Please give the entries again in full and exactly, without any picture.
-- Entries start --
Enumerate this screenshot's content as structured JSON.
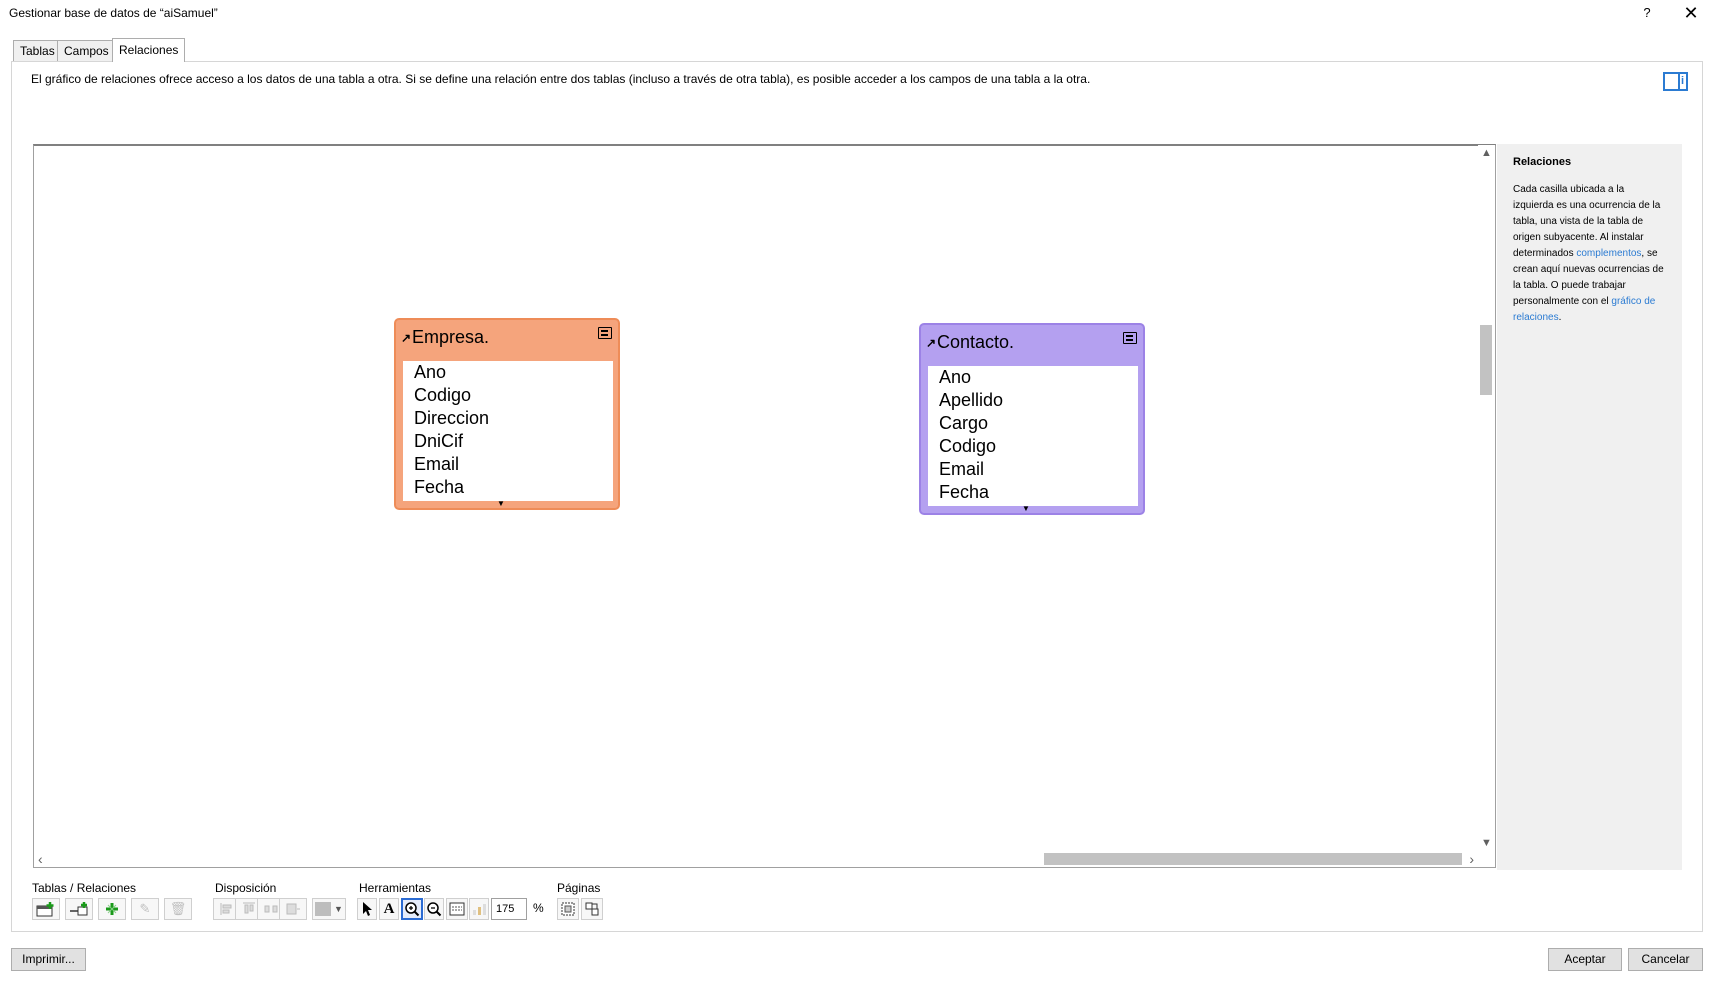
{
  "window": {
    "title": "Gestionar base de datos de “aiSamuel”",
    "help_label": "?",
    "close_label": "✕"
  },
  "tabs": [
    {
      "label": "Tablas",
      "active": false
    },
    {
      "label": "Campos",
      "active": false
    },
    {
      "label": "Relaciones",
      "active": true
    }
  ],
  "description": "El gráfico de relaciones ofrece acceso a los datos de una tabla a otra. Si se define una relación entre dos tablas (incluso a través de otra tabla), es posible acceder a los campos de una tabla a la otra.",
  "graph": {
    "tables": [
      {
        "name": "Empresa.",
        "color": "#f5a47c",
        "fields": [
          "Ano",
          "Codigo",
          "Direccion",
          "DniCif",
          "Email",
          "Fecha"
        ]
      },
      {
        "name": "Contacto.",
        "color": "#b4a0f0",
        "fields": [
          "Ano",
          "Apellido",
          "Cargo",
          "Codigo",
          "Email",
          "Fecha"
        ]
      }
    ]
  },
  "side_panel": {
    "title": "Relaciones",
    "text_1": "Cada casilla ubicada a la izquierda es una ocurrencia de la tabla, una vista de la tabla de origen subyacente. Al instalar determinados",
    "link_1": "complementos",
    "text_2": ", se crean aquí nuevas ocurrencias de la tabla. O puede trabajar personalmente con el",
    "link_2": "gráfico de relaciones",
    "text_3": "."
  },
  "toolbar": {
    "groups": {
      "tables_relations": "Tablas / Relaciones",
      "layout": "Disposición",
      "tools": "Herramientas",
      "pages": "Páginas"
    },
    "zoom_value": "175",
    "zoom_unit": "%"
  },
  "buttons": {
    "print": "Imprimir...",
    "ok": "Aceptar",
    "cancel": "Cancelar"
  },
  "colors": {
    "accent": "#2b7bd2",
    "empresa_header": "#f5a47c",
    "contacto_header": "#b4a0f0"
  }
}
-- Entries end --
§ Response:
Enumerate this screenshot's content as structured JSON.
{
  "window": {
    "title": "Gestionar base de datos de “aiSamuel”",
    "help_label": "?",
    "close_label": "✕"
  },
  "tabs": [
    {
      "label": "Tablas",
      "active": false
    },
    {
      "label": "Campos",
      "active": false
    },
    {
      "label": "Relaciones",
      "active": true
    }
  ],
  "description": "El gráfico de relaciones ofrece acceso a los datos de una tabla a otra. Si se define una relación entre dos tablas (incluso a través de otra tabla), es posible acceder a los campos de una tabla a la otra.",
  "graph": {
    "tables": [
      {
        "name": "Empresa.",
        "color": "#f5a47c",
        "fields": [
          "Ano",
          "Codigo",
          "Direccion",
          "DniCif",
          "Email",
          "Fecha"
        ]
      },
      {
        "name": "Contacto.",
        "color": "#b4a0f0",
        "fields": [
          "Ano",
          "Apellido",
          "Cargo",
          "Codigo",
          "Email",
          "Fecha"
        ]
      }
    ]
  },
  "side_panel": {
    "title": "Relaciones",
    "text_1": "Cada casilla ubicada a la izquierda es una ocurrencia de la tabla, una vista de la tabla de origen subyacente. Al instalar determinados",
    "link_1": "complementos",
    "text_2": ", se crean aquí nuevas ocurrencias de la tabla. O puede trabajar personalmente con el",
    "link_2": "gráfico de relaciones",
    "text_3": "."
  },
  "toolbar": {
    "groups": {
      "tables_relations": "Tablas / Relaciones",
      "layout": "Disposición",
      "tools": "Herramientas",
      "pages": "Páginas"
    },
    "zoom_value": "175",
    "zoom_unit": "%"
  },
  "buttons": {
    "print": "Imprimir...",
    "ok": "Aceptar",
    "cancel": "Cancelar"
  },
  "colors": {
    "accent": "#2b7bd2",
    "empresa_header": "#f5a47c",
    "contacto_header": "#b4a0f0"
  }
}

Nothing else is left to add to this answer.